SET TASK
Return the lines of the entries from the line with "commentary-paragraph-a-iv (100, 613, 722, 653)" up to and including the line with "body-text: ii. Desde", reproducing them character for character.

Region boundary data
━━━━━━━━━━━━━━━━━━━━━━━━━━━━━━

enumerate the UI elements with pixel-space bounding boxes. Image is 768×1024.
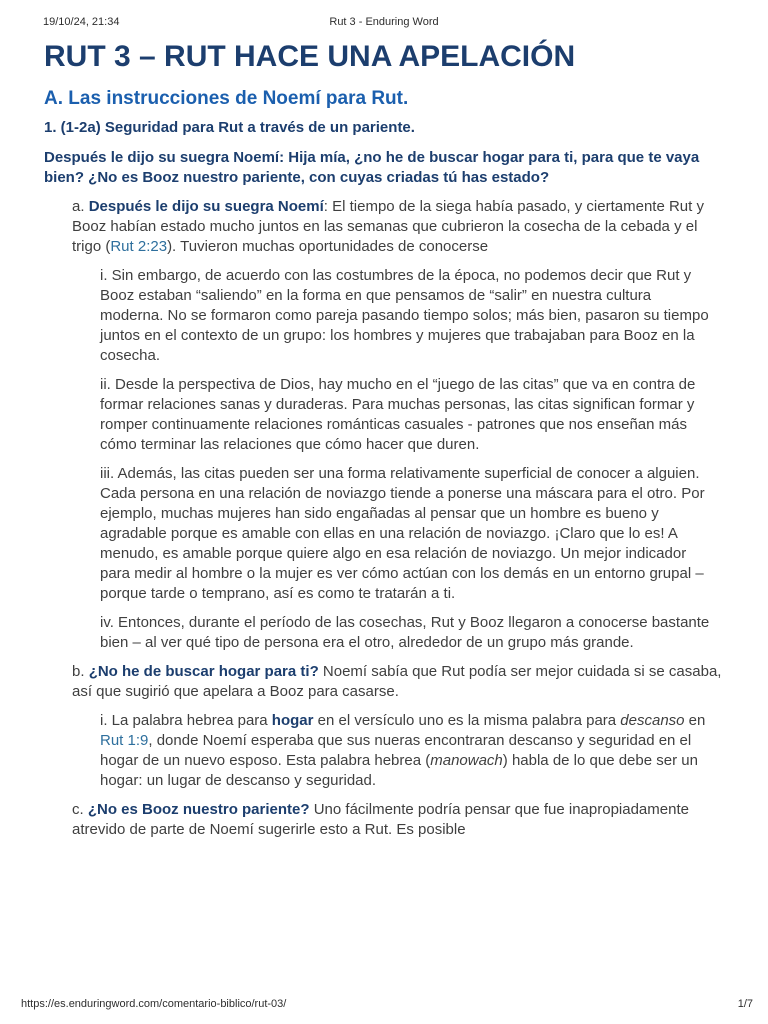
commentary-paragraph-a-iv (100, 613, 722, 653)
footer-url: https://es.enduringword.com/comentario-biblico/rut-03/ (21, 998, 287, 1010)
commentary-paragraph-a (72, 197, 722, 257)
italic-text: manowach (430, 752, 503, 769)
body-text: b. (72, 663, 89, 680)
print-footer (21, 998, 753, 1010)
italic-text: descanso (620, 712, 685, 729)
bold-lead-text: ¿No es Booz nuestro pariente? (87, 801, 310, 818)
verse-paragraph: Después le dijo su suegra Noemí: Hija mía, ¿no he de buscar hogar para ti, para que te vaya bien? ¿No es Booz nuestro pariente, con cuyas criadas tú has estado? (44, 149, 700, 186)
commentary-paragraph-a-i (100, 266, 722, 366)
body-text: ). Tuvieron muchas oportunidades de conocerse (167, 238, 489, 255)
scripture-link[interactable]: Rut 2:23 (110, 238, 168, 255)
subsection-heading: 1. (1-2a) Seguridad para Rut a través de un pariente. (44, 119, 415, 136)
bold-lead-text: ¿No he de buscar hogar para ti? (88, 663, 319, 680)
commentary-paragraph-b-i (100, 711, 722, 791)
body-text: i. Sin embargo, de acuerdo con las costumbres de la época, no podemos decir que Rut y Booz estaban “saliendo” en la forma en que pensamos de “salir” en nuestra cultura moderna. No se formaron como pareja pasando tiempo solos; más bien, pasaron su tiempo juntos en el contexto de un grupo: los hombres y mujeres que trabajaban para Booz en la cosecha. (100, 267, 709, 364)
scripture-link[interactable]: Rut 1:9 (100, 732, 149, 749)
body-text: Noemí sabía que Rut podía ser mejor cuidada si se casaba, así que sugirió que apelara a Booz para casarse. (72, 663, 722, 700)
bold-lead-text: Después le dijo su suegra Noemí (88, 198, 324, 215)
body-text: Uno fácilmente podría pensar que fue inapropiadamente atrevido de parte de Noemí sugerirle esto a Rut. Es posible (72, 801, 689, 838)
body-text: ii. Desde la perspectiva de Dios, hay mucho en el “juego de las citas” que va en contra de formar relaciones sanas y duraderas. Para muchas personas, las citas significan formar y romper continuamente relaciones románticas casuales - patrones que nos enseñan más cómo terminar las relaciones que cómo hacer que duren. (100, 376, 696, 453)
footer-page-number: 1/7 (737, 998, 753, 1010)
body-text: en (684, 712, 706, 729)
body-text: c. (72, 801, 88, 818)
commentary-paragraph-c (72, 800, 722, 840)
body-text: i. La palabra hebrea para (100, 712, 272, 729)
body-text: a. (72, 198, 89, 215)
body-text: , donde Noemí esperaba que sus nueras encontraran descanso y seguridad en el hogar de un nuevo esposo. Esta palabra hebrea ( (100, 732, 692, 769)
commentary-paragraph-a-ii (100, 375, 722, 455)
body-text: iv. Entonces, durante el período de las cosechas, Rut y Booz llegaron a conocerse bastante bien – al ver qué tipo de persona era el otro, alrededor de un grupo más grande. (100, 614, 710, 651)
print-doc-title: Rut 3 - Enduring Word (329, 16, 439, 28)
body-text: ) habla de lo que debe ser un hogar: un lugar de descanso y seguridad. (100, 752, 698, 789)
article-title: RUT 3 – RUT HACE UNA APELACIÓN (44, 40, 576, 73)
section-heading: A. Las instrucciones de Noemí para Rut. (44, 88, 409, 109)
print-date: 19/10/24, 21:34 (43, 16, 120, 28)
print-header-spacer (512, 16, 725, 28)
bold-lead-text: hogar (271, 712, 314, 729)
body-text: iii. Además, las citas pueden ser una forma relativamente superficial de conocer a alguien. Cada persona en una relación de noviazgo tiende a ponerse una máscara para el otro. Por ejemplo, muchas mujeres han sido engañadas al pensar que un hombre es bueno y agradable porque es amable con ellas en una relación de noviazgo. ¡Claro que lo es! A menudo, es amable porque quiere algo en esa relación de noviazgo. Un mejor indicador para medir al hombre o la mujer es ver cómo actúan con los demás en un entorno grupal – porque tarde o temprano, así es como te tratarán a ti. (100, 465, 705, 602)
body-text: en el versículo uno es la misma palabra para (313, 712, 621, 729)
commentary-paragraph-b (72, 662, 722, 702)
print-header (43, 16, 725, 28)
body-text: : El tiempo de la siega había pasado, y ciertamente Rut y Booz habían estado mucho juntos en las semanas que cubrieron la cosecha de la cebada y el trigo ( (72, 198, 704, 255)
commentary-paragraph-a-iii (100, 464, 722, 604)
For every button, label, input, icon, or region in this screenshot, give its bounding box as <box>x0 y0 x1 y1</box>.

━━━━━━━━━━━━━━━━━━━━━━━━━━━━━━

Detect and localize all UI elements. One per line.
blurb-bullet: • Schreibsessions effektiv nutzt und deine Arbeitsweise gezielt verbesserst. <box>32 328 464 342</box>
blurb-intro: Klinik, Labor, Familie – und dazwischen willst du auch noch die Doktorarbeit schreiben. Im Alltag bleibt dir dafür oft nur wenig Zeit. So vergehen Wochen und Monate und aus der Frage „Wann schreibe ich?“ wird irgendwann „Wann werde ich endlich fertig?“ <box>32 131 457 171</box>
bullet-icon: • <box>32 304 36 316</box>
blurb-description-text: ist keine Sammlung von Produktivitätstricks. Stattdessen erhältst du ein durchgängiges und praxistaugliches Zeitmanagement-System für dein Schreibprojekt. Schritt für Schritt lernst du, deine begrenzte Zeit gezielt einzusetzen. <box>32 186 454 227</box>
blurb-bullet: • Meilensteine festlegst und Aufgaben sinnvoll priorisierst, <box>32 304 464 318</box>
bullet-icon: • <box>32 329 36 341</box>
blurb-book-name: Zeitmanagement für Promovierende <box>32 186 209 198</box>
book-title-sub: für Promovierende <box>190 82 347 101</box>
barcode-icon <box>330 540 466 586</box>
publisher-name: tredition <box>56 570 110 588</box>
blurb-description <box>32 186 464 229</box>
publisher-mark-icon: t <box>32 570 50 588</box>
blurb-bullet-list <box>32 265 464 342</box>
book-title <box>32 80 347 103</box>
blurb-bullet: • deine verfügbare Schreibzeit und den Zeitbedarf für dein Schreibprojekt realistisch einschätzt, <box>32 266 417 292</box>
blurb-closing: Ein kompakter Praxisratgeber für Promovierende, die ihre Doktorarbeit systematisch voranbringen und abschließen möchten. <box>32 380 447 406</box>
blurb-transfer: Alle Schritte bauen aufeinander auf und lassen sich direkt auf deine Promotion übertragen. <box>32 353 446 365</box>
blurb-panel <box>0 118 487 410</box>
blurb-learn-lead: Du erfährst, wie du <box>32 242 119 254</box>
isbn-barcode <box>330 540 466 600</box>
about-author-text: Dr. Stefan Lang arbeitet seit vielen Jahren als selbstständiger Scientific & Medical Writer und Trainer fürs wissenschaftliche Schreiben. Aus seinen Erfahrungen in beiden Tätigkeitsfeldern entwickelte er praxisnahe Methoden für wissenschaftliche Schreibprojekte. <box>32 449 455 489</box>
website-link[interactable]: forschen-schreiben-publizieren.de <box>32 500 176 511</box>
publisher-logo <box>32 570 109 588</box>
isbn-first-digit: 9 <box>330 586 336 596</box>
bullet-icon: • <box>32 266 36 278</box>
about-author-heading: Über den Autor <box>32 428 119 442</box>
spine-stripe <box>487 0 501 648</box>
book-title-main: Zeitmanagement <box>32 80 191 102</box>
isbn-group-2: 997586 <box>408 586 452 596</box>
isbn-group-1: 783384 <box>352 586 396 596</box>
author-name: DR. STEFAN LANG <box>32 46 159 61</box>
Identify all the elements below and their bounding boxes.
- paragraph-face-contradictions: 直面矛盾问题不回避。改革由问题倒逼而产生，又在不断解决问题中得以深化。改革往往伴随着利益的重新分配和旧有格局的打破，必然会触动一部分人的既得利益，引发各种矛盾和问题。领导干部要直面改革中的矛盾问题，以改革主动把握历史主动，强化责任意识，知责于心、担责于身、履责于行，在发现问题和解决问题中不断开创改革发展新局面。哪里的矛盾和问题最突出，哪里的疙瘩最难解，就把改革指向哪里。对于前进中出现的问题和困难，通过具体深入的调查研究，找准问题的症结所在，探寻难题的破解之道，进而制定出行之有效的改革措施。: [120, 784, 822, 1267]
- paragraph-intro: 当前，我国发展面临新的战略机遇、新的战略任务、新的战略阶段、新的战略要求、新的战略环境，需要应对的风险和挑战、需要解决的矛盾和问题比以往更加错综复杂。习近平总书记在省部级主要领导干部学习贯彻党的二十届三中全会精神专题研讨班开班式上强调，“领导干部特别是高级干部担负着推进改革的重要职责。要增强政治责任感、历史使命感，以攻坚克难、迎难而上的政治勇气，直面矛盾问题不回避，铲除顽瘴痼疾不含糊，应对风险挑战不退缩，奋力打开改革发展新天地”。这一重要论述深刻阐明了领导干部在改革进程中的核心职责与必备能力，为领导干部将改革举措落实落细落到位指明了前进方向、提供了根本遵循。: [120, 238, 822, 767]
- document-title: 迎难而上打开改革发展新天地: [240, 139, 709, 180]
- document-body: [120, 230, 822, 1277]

━━━━━━━━━━━━━━━━━━━━━━━━━━━━━━

TASK SOLUTION
commentary-paragraph-a-iv (100, 613, 722, 653)
footer-url: https://es.enduringword.com/comentario-biblico/rut-03/ (21, 998, 287, 1010)
commentary-paragraph-a (72, 197, 722, 257)
italic-text: manowach (430, 752, 503, 769)
body-text: b. (72, 663, 89, 680)
print-footer (21, 998, 753, 1010)
italic-text: descanso (620, 712, 685, 729)
bold-lead-text: ¿No es Booz nuestro pariente? (87, 801, 310, 818)
verse-paragraph: Después le dijo su suegra Noemí: Hija mía, ¿no he de buscar hogar para ti, para que te vaya bien? ¿No es Booz nuestro pariente, con cuyas criadas tú has estado? (44, 149, 700, 186)
commentary-paragraph-a-i (100, 266, 722, 366)
body-text: ). Tuvieron muchas oportunidades de conocerse (167, 238, 489, 255)
scripture-link[interactable]: Rut 2:23 (110, 238, 168, 255)
subsection-heading: 1. (1-2a) Seguridad para Rut a través de un pariente. (44, 119, 415, 136)
bold-lead-text: ¿No he de buscar hogar para ti? (88, 663, 319, 680)
commentary-paragraph-b-i (100, 711, 722, 791)
body-text: i. Sin embargo, de acuerdo con las costumbres de la época, no podemos decir que Rut y Booz estaban “saliendo” en la forma en que pensamos de “salir” en nuestra cultura moderna. No se formaron como pareja pasando tiempo solos; más bien, pasaron su tiempo juntos en el contexto de un grupo: los hombres y mujeres que trabajaban para Booz en la cosecha. (100, 267, 709, 364)
scripture-link[interactable]: Rut 1:9 (100, 732, 149, 749)
body-text: Noemí sabía que Rut podía ser mejor cuidada si se casaba, así que sugirió que apelara a Booz para casarse. (72, 663, 722, 700)
bold-lead-text: Después le dijo su suegra Noemí (88, 198, 324, 215)
body-text: Uno fácilmente podría pensar que fue inapropiadamente atrevido de parte de Noemí sugerirle esto a Rut. Es posible (72, 801, 689, 838)
body-text: ii. Desde la perspectiva de Dios, hay mucho en el “juego de las citas” que va en contra de formar relaciones sanas y duraderas. Para muchas personas, las citas significan formar y romper continuamente relaciones románticas casuales - patrones que nos enseñan más cómo terminar las relaciones que cómo hacer que duren. (100, 376, 696, 453)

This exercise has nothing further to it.